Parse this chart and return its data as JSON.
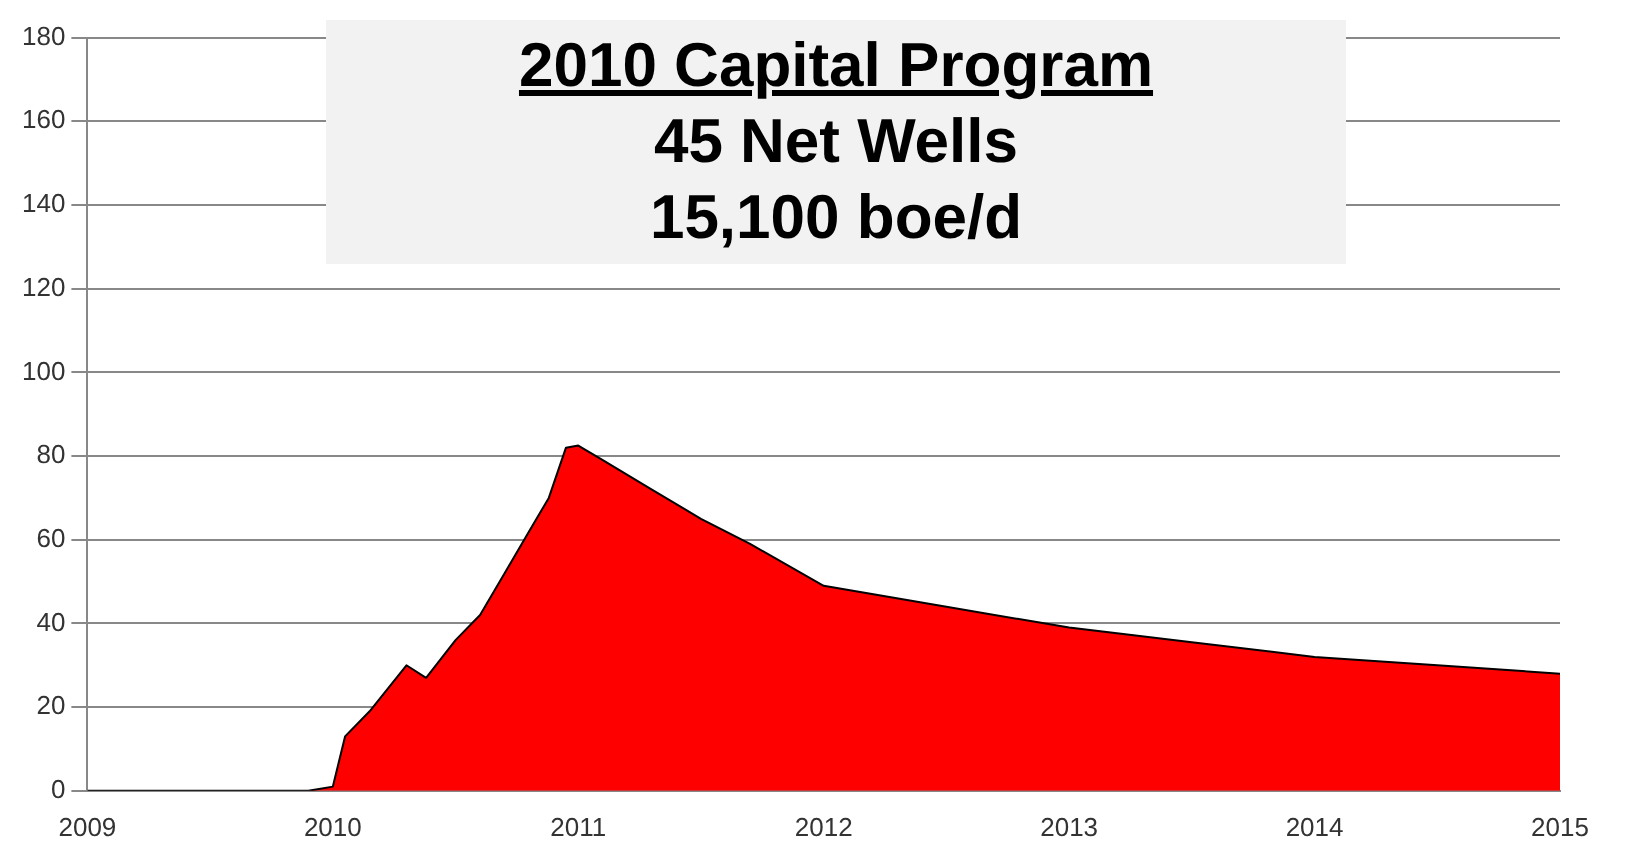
{
  "chart_data": {
    "type": "area",
    "title": "2010 Capital Program",
    "annotations": [
      "45 Net Wells",
      "15,100 boe/d"
    ],
    "x": [
      2009,
      2009.9,
      2010,
      2010.05,
      2010.15,
      2010.3,
      2010.38,
      2010.5,
      2010.6,
      2010.7,
      2010.8,
      2010.88,
      2010.95,
      2011,
      2011.1,
      2011.3,
      2011.5,
      2011.7,
      2012,
      2012.5,
      2013,
      2013.5,
      2014,
      2014.5,
      2015
    ],
    "series": [
      {
        "color": "#ff0000",
        "values": [
          0,
          0,
          1,
          13,
          19,
          30,
          27,
          36,
          42,
          52,
          62,
          70,
          82,
          82.5,
          79,
          72,
          65,
          59,
          49,
          44,
          39,
          35.5,
          32,
          30,
          28
        ]
      }
    ],
    "xlim": [
      2009,
      2015
    ],
    "xticks": [
      2009,
      2010,
      2011,
      2012,
      2013,
      2014,
      2015
    ],
    "ylim": [
      0,
      180
    ],
    "yticks": [
      0,
      20,
      40,
      60,
      80,
      100,
      120,
      140,
      160,
      180
    ],
    "grid": "y",
    "legend": false
  }
}
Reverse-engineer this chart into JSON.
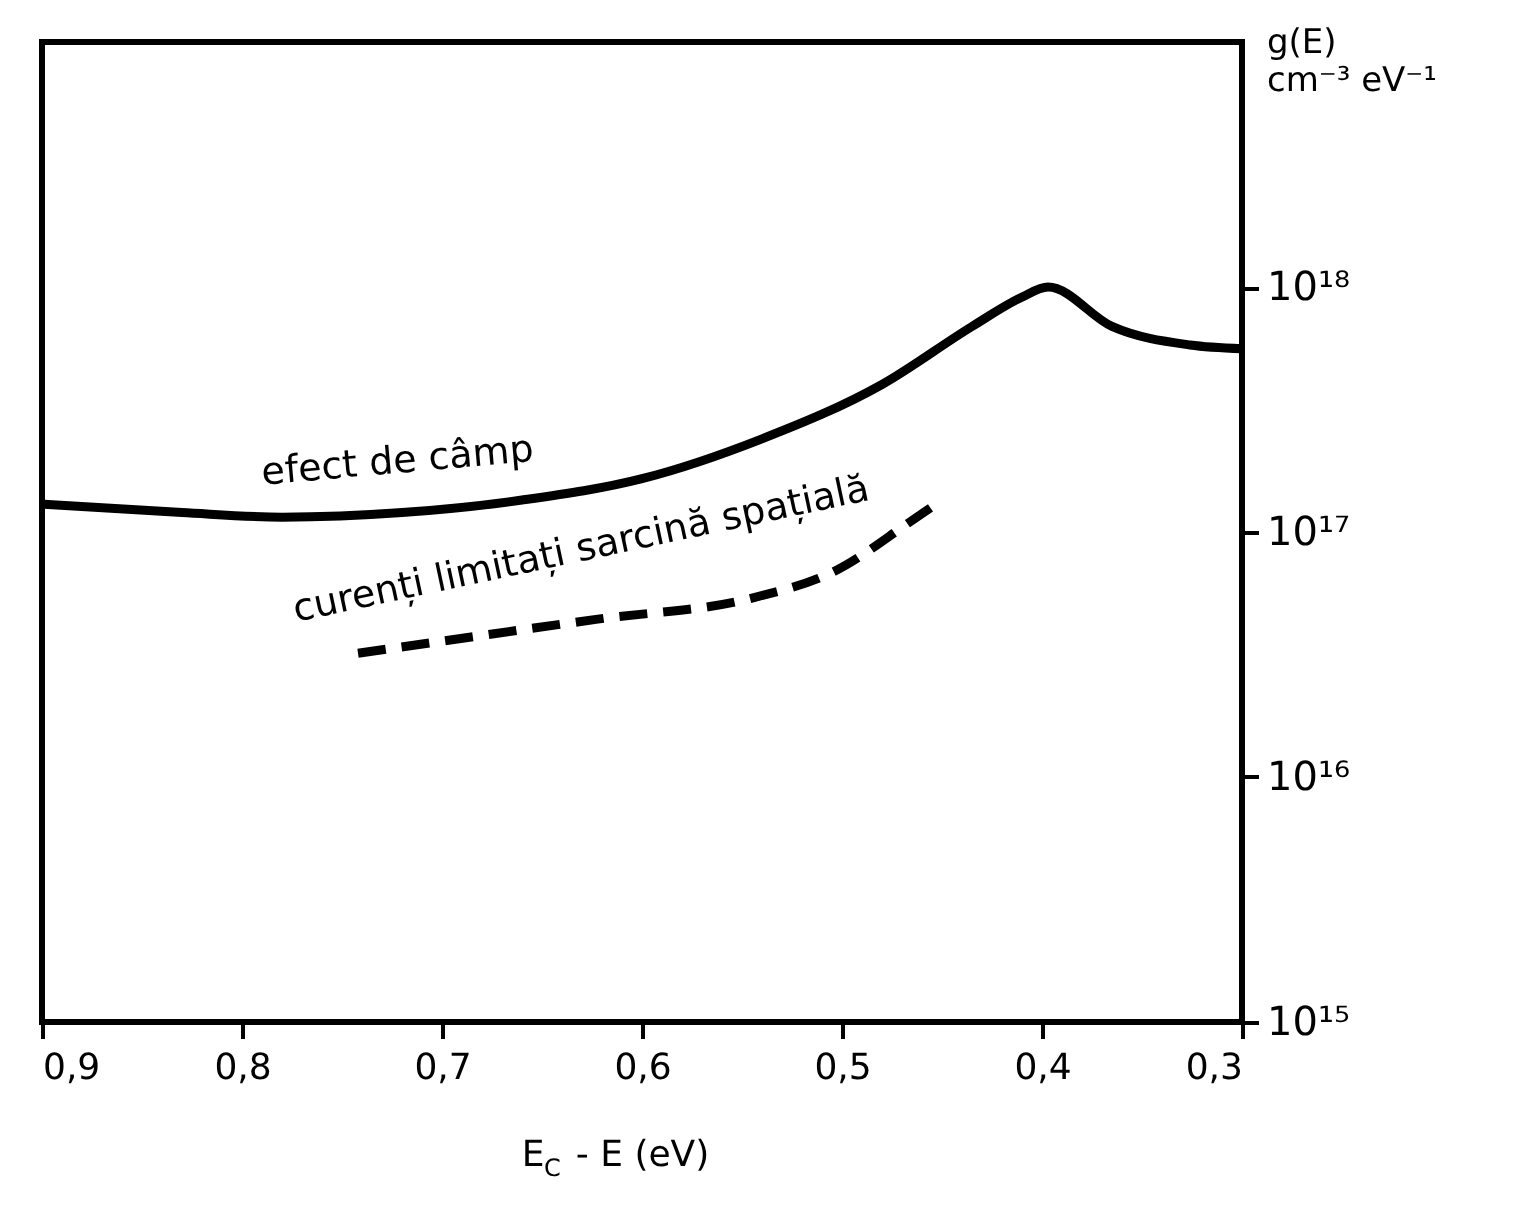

+-------+

PROMPT -
Pictures in the records must not appear in the copy; transcribe everything else precisely.

WRITTEN RESPONSE -
Parse this chart and return its data as JSON.
{
  "chart_data": {
    "type": "area",
    "title": "2010 Capital Program",
    "annotations": [
      "45 Net Wells",
      "15,100 boe/d"
    ],
    "x": [
      2009,
      2009.9,
      2010,
      2010.05,
      2010.15,
      2010.3,
      2010.38,
      2010.5,
      2010.6,
      2010.7,
      2010.8,
      2010.88,
      2010.95,
      2011,
      2011.1,
      2011.3,
      2011.5,
      2011.7,
      2012,
      2012.5,
      2013,
      2013.5,
      2014,
      2014.5,
      2015
    ],
    "series": [
      {
        "color": "#ff0000",
        "values": [
          0,
          0,
          1,
          13,
          19,
          30,
          27,
          36,
          42,
          52,
          62,
          70,
          82,
          82.5,
          79,
          72,
          65,
          59,
          49,
          44,
          39,
          35.5,
          32,
          30,
          28
        ]
      }
    ],
    "xlim": [
      2009,
      2015
    ],
    "xticks": [
      2009,
      2010,
      2011,
      2012,
      2013,
      2014,
      2015
    ],
    "ylim": [
      0,
      180
    ],
    "yticks": [
      0,
      20,
      40,
      60,
      80,
      100,
      120,
      140,
      160,
      180
    ],
    "grid": "y",
    "legend": false
  }
}
Reverse-engineer this chart into JSON.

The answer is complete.